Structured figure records
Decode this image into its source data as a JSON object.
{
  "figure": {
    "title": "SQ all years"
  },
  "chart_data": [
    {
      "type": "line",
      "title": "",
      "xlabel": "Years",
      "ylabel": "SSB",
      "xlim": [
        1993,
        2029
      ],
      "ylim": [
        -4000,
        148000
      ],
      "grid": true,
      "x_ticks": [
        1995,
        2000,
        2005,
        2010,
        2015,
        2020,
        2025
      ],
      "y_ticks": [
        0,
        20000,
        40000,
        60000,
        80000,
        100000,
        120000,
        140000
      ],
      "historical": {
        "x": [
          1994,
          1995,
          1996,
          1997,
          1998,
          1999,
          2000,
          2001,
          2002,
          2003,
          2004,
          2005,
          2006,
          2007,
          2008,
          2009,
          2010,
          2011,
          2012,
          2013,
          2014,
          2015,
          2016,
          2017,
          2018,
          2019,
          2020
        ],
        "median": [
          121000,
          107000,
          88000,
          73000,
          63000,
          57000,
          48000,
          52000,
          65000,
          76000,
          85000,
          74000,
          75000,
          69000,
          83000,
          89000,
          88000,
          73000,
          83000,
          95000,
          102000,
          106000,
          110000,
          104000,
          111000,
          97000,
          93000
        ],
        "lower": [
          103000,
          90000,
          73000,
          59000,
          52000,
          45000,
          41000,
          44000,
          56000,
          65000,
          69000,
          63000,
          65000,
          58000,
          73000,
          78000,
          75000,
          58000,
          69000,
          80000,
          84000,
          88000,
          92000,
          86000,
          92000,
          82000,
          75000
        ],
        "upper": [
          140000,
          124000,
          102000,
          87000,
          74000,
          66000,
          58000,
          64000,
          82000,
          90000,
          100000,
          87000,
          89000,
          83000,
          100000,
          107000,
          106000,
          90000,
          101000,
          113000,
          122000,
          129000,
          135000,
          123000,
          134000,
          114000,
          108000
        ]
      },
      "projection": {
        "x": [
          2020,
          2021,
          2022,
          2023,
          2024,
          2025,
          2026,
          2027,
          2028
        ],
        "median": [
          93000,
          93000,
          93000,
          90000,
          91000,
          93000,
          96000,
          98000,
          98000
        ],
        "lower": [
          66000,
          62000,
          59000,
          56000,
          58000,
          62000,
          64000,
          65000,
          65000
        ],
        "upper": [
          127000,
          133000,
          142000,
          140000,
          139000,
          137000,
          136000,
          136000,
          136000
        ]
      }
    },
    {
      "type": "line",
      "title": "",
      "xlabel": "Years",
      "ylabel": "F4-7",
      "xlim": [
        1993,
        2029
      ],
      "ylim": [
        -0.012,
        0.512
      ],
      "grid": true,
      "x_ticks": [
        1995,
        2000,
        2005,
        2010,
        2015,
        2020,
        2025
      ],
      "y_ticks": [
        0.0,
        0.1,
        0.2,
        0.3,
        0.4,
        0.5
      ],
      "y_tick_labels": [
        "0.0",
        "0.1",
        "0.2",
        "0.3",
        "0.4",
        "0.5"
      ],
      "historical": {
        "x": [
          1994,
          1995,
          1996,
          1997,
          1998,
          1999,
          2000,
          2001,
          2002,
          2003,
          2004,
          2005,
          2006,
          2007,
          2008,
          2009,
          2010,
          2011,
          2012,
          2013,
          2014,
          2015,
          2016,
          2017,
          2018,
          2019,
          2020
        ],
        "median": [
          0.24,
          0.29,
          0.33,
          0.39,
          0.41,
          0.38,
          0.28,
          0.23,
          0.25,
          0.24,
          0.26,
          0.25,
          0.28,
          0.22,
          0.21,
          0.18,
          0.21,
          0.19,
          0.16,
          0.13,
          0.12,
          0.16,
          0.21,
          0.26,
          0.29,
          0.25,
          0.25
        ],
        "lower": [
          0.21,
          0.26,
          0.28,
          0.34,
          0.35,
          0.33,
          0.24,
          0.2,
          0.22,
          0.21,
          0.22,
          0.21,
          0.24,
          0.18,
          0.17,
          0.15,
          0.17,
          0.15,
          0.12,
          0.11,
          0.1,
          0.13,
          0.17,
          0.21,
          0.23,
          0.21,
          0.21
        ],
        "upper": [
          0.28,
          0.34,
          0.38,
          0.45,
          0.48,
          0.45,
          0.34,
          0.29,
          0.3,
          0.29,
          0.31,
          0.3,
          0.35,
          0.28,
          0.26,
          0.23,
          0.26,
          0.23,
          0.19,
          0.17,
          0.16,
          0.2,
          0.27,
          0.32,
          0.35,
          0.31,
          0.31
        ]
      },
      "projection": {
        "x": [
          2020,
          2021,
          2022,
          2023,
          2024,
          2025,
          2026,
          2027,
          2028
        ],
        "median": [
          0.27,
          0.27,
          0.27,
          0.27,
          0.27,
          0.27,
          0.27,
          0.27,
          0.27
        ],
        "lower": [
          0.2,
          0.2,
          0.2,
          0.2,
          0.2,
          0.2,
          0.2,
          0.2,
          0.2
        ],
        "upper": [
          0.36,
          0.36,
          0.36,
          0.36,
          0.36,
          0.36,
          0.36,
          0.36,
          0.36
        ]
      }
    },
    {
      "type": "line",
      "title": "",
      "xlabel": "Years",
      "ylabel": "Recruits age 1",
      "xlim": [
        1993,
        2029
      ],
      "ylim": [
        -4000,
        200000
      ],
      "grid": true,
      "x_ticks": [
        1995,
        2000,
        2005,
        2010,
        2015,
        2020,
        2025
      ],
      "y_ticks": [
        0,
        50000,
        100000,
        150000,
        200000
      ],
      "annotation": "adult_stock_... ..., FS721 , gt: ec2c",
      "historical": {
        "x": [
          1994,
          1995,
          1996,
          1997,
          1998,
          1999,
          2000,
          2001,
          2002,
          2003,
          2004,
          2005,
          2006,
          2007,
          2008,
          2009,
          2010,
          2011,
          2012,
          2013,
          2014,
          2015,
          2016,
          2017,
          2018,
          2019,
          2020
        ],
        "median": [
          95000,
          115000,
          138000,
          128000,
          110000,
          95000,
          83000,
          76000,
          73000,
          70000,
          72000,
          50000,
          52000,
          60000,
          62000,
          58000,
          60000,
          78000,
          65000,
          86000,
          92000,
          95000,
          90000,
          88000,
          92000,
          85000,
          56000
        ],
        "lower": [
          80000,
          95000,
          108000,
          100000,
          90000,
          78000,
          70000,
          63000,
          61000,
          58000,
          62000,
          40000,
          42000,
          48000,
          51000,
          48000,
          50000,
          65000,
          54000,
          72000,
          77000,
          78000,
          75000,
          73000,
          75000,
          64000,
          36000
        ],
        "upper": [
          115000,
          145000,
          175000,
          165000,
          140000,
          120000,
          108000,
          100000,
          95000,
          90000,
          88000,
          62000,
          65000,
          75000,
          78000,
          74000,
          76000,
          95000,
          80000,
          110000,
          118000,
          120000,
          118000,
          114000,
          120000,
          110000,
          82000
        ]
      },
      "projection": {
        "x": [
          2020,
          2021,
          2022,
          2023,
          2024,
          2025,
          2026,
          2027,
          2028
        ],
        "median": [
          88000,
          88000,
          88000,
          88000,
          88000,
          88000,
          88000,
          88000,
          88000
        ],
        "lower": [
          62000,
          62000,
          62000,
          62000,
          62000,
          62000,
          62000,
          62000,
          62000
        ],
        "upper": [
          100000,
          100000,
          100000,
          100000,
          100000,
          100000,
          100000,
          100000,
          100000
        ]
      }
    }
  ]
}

• [WHAT IS REQUIRED]:
Please return the data above exactly as given.

• [TASK RESPONSE]:
Decode this image into its source data as a JSON object.
{
  "figure": {
    "title": "SQ all years"
  },
  "chart_data": [
    {
      "type": "line",
      "title": "",
      "xlabel": "Years",
      "ylabel": "SSB",
      "xlim": [
        1993,
        2029
      ],
      "ylim": [
        -4000,
        148000
      ],
      "grid": true,
      "x_ticks": [
        1995,
        2000,
        2005,
        2010,
        2015,
        2020,
        2025
      ],
      "y_ticks": [
        0,
        20000,
        40000,
        60000,
        80000,
        100000,
        120000,
        140000
      ],
      "historical": {
        "x": [
          1994,
          1995,
          1996,
          1997,
          1998,
          1999,
          2000,
          2001,
          2002,
          2003,
          2004,
          2005,
          2006,
          2007,
          2008,
          2009,
          2010,
          2011,
          2012,
          2013,
          2014,
          2015,
          2016,
          2017,
          2018,
          2019,
          2020
        ],
        "median": [
          121000,
          107000,
          88000,
          73000,
          63000,
          57000,
          48000,
          52000,
          65000,
          76000,
          85000,
          74000,
          75000,
          69000,
          83000,
          89000,
          88000,
          73000,
          83000,
          95000,
          102000,
          106000,
          110000,
          104000,
          111000,
          97000,
          93000
        ],
        "lower": [
          103000,
          90000,
          73000,
          59000,
          52000,
          45000,
          41000,
          44000,
          56000,
          65000,
          69000,
          63000,
          65000,
          58000,
          73000,
          78000,
          75000,
          58000,
          69000,
          80000,
          84000,
          88000,
          92000,
          86000,
          92000,
          82000,
          75000
        ],
        "upper": [
          140000,
          124000,
          102000,
          87000,
          74000,
          66000,
          58000,
          64000,
          82000,
          90000,
          100000,
          87000,
          89000,
          83000,
          100000,
          107000,
          106000,
          90000,
          101000,
          113000,
          122000,
          129000,
          135000,
          123000,
          134000,
          114000,
          108000
        ]
      },
      "projection": {
        "x": [
          2020,
          2021,
          2022,
          2023,
          2024,
          2025,
          2026,
          2027,
          2028
        ],
        "median": [
          93000,
          93000,
          93000,
          90000,
          91000,
          93000,
          96000,
          98000,
          98000
        ],
        "lower": [
          66000,
          62000,
          59000,
          56000,
          58000,
          62000,
          64000,
          65000,
          65000
        ],
        "upper": [
          127000,
          133000,
          142000,
          140000,
          139000,
          137000,
          136000,
          136000,
          136000
        ]
      }
    },
    {
      "type": "line",
      "title": "",
      "xlabel": "Years",
      "ylabel": "F4-7",
      "xlim": [
        1993,
        2029
      ],
      "ylim": [
        -0.012,
        0.512
      ],
      "grid": true,
      "x_ticks": [
        1995,
        2000,
        2005,
        2010,
        2015,
        2020,
        2025
      ],
      "y_ticks": [
        0.0,
        0.1,
        0.2,
        0.3,
        0.4,
        0.5
      ],
      "y_tick_labels": [
        "0.0",
        "0.1",
        "0.2",
        "0.3",
        "0.4",
        "0.5"
      ],
      "historical": {
        "x": [
          1994,
          1995,
          1996,
          1997,
          1998,
          1999,
          2000,
          2001,
          2002,
          2003,
          2004,
          2005,
          2006,
          2007,
          2008,
          2009,
          2010,
          2011,
          2012,
          2013,
          2014,
          2015,
          2016,
          2017,
          2018,
          2019,
          2020
        ],
        "median": [
          0.24,
          0.29,
          0.33,
          0.39,
          0.41,
          0.38,
          0.28,
          0.23,
          0.25,
          0.24,
          0.26,
          0.25,
          0.28,
          0.22,
          0.21,
          0.18,
          0.21,
          0.19,
          0.16,
          0.13,
          0.12,
          0.16,
          0.21,
          0.26,
          0.29,
          0.25,
          0.25
        ],
        "lower": [
          0.21,
          0.26,
          0.28,
          0.34,
          0.35,
          0.33,
          0.24,
          0.2,
          0.22,
          0.21,
          0.22,
          0.21,
          0.24,
          0.18,
          0.17,
          0.15,
          0.17,
          0.15,
          0.12,
          0.11,
          0.1,
          0.13,
          0.17,
          0.21,
          0.23,
          0.21,
          0.21
        ],
        "upper": [
          0.28,
          0.34,
          0.38,
          0.45,
          0.48,
          0.45,
          0.34,
          0.29,
          0.3,
          0.29,
          0.31,
          0.3,
          0.35,
          0.28,
          0.26,
          0.23,
          0.26,
          0.23,
          0.19,
          0.17,
          0.16,
          0.2,
          0.27,
          0.32,
          0.35,
          0.31,
          0.31
        ]
      },
      "projection": {
        "x": [
          2020,
          2021,
          2022,
          2023,
          2024,
          2025,
          2026,
          2027,
          2028
        ],
        "median": [
          0.27,
          0.27,
          0.27,
          0.27,
          0.27,
          0.27,
          0.27,
          0.27,
          0.27
        ],
        "lower": [
          0.2,
          0.2,
          0.2,
          0.2,
          0.2,
          0.2,
          0.2,
          0.2,
          0.2
        ],
        "upper": [
          0.36,
          0.36,
          0.36,
          0.36,
          0.36,
          0.36,
          0.36,
          0.36,
          0.36
        ]
      }
    },
    {
      "type": "line",
      "title": "",
      "xlabel": "Years",
      "ylabel": "Recruits age 1",
      "xlim": [
        1993,
        2029
      ],
      "ylim": [
        -4000,
        200000
      ],
      "grid": true,
      "x_ticks": [
        1995,
        2000,
        2005,
        2010,
        2015,
        2020,
        2025
      ],
      "y_ticks": [
        0,
        50000,
        100000,
        150000,
        200000
      ],
      "annotation": "adult_stock_... ..., FS721 , gt: ec2c",
      "historical": {
        "x": [
          1994,
          1995,
          1996,
          1997,
          1998,
          1999,
          2000,
          2001,
          2002,
          2003,
          2004,
          2005,
          2006,
          2007,
          2008,
          2009,
          2010,
          2011,
          2012,
          2013,
          2014,
          2015,
          2016,
          2017,
          2018,
          2019,
          2020
        ],
        "median": [
          95000,
          115000,
          138000,
          128000,
          110000,
          95000,
          83000,
          76000,
          73000,
          70000,
          72000,
          50000,
          52000,
          60000,
          62000,
          58000,
          60000,
          78000,
          65000,
          86000,
          92000,
          95000,
          90000,
          88000,
          92000,
          85000,
          56000
        ],
        "lower": [
          80000,
          95000,
          108000,
          100000,
          90000,
          78000,
          70000,
          63000,
          61000,
          58000,
          62000,
          40000,
          42000,
          48000,
          51000,
          48000,
          50000,
          65000,
          54000,
          72000,
          77000,
          78000,
          75000,
          73000,
          75000,
          64000,
          36000
        ],
        "upper": [
          115000,
          145000,
          175000,
          165000,
          140000,
          120000,
          108000,
          100000,
          95000,
          90000,
          88000,
          62000,
          65000,
          75000,
          78000,
          74000,
          76000,
          95000,
          80000,
          110000,
          118000,
          120000,
          118000,
          114000,
          120000,
          110000,
          82000
        ]
      },
      "projection": {
        "x": [
          2020,
          2021,
          2022,
          2023,
          2024,
          2025,
          2026,
          2027,
          2028
        ],
        "median": [
          88000,
          88000,
          88000,
          88000,
          88000,
          88000,
          88000,
          88000,
          88000
        ],
        "lower": [
          62000,
          62000,
          62000,
          62000,
          62000,
          62000,
          62000,
          62000,
          62000
        ],
        "upper": [
          100000,
          100000,
          100000,
          100000,
          100000,
          100000,
          100000,
          100000,
          100000
        ]
      }
    }
  ]
}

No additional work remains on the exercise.